►

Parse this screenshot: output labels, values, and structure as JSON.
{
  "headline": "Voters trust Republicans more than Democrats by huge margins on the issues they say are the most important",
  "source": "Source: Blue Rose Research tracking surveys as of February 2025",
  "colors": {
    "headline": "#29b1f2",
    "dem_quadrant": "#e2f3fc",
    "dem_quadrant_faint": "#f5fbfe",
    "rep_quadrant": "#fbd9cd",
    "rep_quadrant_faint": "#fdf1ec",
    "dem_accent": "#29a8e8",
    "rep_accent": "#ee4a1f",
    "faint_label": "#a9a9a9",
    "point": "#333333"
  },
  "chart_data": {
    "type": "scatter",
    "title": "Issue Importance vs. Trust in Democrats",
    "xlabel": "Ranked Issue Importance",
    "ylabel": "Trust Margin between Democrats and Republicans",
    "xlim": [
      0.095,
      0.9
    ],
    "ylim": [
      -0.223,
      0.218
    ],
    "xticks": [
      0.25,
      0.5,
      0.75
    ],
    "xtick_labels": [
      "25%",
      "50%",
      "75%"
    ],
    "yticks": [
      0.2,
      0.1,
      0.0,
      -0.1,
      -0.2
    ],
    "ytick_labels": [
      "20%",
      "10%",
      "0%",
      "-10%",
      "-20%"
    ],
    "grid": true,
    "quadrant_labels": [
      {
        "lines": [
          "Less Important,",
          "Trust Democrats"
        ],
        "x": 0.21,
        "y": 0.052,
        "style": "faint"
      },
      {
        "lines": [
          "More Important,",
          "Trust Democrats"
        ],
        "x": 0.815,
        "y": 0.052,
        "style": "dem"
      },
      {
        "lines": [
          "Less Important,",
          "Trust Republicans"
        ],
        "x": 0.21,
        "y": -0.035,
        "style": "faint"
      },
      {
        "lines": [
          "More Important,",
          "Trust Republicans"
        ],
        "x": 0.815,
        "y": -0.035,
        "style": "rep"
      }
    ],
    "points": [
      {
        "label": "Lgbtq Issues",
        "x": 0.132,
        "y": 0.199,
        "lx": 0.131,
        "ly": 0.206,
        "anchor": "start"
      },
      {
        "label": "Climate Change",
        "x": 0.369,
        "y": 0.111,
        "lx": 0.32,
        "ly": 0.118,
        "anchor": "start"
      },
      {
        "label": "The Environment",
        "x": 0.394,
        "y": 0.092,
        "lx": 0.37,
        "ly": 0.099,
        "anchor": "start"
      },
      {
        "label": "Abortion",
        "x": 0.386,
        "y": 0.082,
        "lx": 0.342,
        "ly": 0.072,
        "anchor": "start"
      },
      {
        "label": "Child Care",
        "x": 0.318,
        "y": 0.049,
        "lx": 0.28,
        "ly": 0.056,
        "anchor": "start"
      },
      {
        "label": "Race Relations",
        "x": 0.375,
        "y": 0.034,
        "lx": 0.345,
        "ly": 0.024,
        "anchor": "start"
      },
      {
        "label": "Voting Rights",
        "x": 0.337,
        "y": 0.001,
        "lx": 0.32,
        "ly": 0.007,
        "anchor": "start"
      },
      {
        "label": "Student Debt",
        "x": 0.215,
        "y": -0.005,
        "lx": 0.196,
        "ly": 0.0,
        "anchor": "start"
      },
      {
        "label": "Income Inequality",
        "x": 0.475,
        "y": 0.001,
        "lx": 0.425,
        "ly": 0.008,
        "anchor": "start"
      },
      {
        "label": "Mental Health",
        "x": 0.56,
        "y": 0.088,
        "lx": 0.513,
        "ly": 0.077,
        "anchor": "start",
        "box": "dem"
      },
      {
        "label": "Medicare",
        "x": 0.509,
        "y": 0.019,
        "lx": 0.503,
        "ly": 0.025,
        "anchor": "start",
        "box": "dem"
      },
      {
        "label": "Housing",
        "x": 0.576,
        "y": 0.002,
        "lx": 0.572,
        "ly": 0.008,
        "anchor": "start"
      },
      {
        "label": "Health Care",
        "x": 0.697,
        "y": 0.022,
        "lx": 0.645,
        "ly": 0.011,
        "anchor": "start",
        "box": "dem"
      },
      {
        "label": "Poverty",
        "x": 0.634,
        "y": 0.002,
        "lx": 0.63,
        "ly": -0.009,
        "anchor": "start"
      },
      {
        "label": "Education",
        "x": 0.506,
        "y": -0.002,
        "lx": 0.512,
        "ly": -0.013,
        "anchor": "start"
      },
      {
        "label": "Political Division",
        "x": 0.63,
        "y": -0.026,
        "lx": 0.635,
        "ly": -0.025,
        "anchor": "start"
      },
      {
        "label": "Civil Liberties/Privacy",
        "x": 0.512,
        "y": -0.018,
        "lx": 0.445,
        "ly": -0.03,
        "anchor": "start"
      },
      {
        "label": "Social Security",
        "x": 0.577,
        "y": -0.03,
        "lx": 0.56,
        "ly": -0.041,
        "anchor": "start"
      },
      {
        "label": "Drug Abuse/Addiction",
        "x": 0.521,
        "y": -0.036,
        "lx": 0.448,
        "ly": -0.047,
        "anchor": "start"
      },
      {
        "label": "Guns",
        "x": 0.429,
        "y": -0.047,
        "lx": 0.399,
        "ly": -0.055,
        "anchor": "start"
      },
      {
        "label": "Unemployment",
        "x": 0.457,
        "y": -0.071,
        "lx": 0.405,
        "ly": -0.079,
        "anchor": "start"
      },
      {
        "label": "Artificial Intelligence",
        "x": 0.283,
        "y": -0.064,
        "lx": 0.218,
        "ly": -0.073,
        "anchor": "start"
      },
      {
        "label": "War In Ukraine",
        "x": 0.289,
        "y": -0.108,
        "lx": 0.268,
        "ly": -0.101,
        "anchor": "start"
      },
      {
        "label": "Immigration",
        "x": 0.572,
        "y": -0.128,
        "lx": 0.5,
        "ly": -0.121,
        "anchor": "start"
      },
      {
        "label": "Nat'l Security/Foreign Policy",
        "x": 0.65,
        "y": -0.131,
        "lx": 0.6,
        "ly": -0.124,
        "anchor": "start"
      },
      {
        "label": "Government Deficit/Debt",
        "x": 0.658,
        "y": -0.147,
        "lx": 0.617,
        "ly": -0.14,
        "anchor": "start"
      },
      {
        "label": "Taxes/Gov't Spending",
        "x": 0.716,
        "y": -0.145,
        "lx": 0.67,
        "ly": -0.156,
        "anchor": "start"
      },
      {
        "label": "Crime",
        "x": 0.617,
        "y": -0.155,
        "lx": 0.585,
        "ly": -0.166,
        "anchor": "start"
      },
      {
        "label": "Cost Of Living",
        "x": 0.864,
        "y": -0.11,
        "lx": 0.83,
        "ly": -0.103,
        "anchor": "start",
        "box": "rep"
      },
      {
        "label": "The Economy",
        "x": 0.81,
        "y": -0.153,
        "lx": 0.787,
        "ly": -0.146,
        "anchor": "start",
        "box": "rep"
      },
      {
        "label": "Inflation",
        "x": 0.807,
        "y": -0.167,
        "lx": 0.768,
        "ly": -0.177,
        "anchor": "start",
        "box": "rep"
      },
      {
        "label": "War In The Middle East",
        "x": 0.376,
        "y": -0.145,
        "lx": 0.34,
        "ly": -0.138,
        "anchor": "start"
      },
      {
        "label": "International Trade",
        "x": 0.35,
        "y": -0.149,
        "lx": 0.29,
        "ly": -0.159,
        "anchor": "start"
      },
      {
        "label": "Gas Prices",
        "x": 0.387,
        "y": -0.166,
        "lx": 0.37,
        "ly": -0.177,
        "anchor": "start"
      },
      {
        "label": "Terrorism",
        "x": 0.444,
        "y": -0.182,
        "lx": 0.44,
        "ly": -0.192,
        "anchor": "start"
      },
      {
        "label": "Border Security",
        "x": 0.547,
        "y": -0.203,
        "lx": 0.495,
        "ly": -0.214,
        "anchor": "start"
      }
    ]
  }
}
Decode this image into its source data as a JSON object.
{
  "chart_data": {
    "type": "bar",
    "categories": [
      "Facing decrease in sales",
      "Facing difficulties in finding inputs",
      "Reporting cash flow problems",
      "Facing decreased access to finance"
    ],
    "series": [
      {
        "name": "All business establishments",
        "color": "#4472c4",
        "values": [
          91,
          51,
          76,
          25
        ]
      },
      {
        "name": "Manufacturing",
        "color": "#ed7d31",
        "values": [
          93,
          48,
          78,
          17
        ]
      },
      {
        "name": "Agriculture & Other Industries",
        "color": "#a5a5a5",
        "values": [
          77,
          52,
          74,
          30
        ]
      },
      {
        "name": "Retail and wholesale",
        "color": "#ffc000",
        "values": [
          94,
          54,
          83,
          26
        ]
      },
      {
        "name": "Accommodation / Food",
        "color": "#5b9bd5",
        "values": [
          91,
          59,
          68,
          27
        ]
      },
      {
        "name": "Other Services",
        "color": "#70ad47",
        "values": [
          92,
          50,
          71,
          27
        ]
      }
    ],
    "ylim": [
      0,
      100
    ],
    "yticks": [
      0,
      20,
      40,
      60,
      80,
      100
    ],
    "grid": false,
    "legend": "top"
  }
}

◄

- **THE TASK**
Repeat only the lines from the one holding "Decode this image" through the last line of the data.

- **THE OUTPUT**
Decode this image into its source data as a JSON object.
{
  "chart_data": {
    "type": "bar",
    "categories": [
      "Facing decrease in sales",
      "Facing difficulties in finding inputs",
      "Reporting cash flow problems",
      "Facing decreased access to finance"
    ],
    "series": [
      {
        "name": "All business establishments",
        "color": "#4472c4",
        "values": [
          91,
          51,
          76,
          25
        ]
      },
      {
        "name": "Manufacturing",
        "color": "#ed7d31",
        "values": [
          93,
          48,
          78,
          17
        ]
      },
      {
        "name": "Agriculture & Other Industries",
        "color": "#a5a5a5",
        "values": [
          77,
          52,
          74,
          30
        ]
      },
      {
        "name": "Retail and wholesale",
        "color": "#ffc000",
        "values": [
          94,
          54,
          83,
          26
        ]
      },
      {
        "name": "Accommodation / Food",
        "color": "#5b9bd5",
        "values": [
          91,
          59,
          68,
          27
        ]
      },
      {
        "name": "Other Services",
        "color": "#70ad47",
        "values": [
          92,
          50,
          71,
          27
        ]
      }
    ],
    "ylim": [
      0,
      100
    ],
    "yticks": [
      0,
      20,
      40,
      60,
      80,
      100
    ],
    "grid": false,
    "legend": "top"
  }
}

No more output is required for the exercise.